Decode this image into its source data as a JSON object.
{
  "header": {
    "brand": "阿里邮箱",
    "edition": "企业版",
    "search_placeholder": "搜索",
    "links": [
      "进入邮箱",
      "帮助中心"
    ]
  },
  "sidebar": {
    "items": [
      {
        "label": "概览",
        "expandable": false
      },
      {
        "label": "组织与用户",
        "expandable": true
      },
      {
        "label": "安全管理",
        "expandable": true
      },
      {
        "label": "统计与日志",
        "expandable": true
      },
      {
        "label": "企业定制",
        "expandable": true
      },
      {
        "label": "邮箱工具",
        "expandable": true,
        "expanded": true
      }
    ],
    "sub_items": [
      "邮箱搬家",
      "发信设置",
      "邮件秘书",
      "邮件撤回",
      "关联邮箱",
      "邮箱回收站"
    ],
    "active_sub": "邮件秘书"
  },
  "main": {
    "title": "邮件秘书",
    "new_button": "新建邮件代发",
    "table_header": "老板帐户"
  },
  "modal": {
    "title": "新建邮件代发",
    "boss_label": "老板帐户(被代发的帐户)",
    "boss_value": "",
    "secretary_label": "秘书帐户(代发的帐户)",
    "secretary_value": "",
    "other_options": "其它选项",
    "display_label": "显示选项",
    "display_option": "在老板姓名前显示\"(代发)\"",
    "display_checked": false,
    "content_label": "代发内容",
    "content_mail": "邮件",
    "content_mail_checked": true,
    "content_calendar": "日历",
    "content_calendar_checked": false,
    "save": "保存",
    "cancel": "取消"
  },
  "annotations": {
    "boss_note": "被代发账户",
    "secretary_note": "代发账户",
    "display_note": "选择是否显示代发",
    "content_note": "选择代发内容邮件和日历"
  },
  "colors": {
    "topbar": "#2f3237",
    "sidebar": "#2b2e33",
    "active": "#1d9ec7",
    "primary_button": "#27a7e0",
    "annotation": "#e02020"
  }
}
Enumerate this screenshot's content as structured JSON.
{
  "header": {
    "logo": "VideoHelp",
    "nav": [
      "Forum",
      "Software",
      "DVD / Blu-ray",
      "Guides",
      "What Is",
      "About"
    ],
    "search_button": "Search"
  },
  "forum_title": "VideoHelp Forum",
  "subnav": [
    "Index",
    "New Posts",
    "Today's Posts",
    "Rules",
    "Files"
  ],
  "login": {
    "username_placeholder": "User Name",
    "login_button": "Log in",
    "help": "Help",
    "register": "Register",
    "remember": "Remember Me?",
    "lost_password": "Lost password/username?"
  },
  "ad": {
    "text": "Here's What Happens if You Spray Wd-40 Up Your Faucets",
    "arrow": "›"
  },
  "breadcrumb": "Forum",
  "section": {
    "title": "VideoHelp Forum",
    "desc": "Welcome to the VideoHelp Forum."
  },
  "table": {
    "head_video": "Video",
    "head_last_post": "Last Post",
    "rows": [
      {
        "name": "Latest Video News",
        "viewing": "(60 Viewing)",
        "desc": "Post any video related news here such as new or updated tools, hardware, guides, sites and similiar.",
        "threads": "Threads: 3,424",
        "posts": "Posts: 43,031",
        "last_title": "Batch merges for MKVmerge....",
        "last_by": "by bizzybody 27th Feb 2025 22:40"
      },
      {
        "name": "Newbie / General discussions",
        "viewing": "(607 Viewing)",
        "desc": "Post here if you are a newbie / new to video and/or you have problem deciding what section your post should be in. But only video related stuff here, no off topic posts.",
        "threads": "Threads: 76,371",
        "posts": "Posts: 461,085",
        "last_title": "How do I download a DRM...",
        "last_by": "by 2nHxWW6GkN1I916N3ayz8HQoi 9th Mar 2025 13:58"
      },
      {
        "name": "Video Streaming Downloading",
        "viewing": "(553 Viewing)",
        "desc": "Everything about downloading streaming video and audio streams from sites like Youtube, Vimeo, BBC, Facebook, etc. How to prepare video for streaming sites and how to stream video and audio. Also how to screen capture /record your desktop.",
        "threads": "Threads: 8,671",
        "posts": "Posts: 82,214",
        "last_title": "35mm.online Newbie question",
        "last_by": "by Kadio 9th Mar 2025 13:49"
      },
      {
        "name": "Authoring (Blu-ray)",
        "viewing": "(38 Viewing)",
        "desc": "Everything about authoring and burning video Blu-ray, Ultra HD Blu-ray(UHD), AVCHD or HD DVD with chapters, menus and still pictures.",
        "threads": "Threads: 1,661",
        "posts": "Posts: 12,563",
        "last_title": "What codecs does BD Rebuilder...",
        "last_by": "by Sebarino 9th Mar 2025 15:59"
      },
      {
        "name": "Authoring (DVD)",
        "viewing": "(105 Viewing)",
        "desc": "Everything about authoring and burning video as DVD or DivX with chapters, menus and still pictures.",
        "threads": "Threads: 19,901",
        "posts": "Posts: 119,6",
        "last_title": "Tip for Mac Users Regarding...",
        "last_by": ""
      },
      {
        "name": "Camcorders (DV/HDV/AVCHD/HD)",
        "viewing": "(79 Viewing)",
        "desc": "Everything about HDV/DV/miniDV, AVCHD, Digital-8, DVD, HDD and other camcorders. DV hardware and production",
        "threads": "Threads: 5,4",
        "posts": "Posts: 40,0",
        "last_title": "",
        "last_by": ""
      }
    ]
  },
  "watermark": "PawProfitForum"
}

================================

[Job] Copy every line above in which the string "JSON" shows up.

[Exercise result]
Decode this image into its source data as a JSON object.
Enumerate this screenshot's content as structured JSON.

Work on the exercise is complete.